--- START DATASET RECORDS ---
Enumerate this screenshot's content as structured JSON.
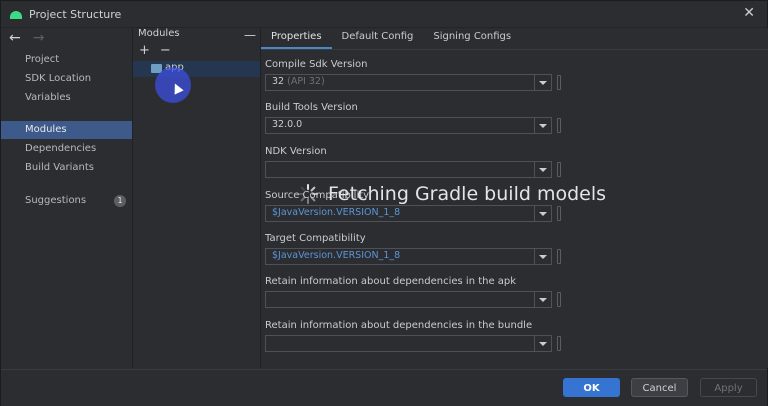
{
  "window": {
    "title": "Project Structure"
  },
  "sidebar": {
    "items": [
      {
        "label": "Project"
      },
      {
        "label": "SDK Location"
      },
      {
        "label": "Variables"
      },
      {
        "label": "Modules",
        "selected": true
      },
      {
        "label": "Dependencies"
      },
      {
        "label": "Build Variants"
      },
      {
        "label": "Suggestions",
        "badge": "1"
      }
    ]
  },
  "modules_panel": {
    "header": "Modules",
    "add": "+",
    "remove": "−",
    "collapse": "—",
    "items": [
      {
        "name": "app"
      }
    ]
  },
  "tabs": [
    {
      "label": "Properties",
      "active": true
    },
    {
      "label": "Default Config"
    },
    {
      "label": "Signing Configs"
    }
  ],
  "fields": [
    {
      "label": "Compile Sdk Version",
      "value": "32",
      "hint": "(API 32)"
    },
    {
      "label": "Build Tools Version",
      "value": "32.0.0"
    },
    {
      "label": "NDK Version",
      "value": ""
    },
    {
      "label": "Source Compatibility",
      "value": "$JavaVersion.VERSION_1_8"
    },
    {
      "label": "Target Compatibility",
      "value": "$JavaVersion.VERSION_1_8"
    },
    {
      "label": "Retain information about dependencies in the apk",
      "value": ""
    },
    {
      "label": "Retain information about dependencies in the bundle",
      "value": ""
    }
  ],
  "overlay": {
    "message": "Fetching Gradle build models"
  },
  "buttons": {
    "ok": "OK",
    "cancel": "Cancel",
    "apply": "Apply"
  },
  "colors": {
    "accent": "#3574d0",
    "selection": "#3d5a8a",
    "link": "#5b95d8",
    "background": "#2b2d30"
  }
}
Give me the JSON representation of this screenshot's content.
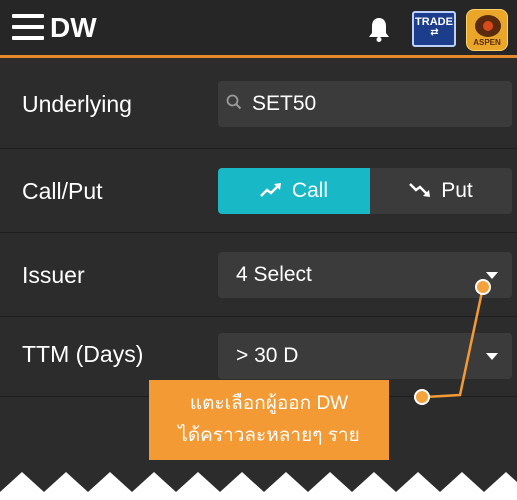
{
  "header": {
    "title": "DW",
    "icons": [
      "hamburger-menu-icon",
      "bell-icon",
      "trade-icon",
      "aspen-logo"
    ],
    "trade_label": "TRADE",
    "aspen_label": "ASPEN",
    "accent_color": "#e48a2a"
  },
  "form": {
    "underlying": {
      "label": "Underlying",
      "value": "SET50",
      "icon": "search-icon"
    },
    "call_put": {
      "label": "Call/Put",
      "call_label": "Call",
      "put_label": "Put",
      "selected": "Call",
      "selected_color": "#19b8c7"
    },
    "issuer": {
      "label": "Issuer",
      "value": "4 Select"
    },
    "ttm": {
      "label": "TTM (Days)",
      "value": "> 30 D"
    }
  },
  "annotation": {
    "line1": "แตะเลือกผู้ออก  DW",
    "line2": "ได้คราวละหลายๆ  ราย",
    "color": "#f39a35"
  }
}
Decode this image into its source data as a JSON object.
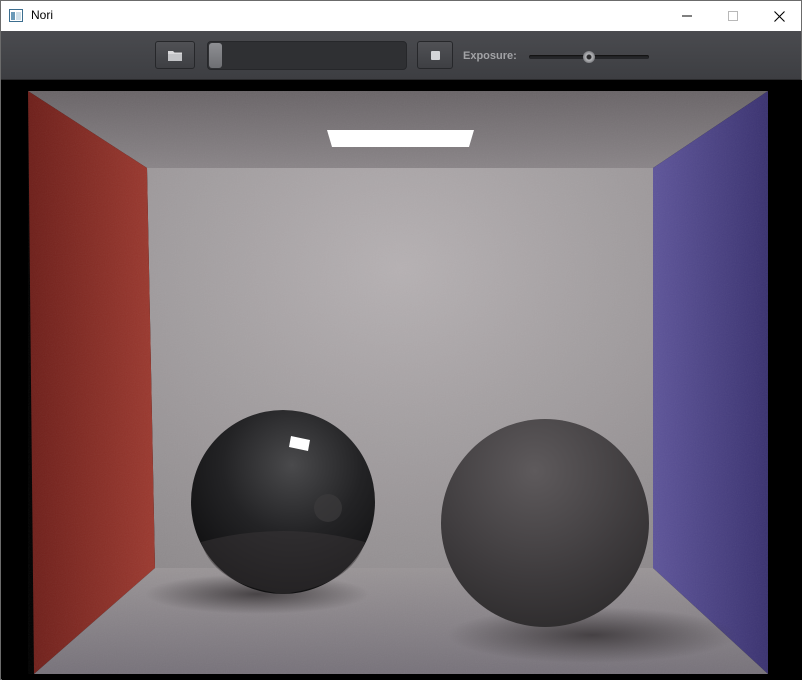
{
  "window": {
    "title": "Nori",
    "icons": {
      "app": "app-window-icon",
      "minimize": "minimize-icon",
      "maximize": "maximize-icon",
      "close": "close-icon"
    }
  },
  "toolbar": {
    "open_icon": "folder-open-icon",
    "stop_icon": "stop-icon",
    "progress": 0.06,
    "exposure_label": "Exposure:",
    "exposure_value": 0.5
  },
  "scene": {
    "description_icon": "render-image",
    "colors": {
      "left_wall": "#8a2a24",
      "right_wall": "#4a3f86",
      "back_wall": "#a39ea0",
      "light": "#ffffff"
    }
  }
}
--- END DATASET RECORDS ---
**EXERCISE GOAL**
In the entries above, find lines with "content" and copy each.

**RESULT**
Enumerate this screenshot's content as structured JSON.
Give me the JSON representation of this screenshot's content.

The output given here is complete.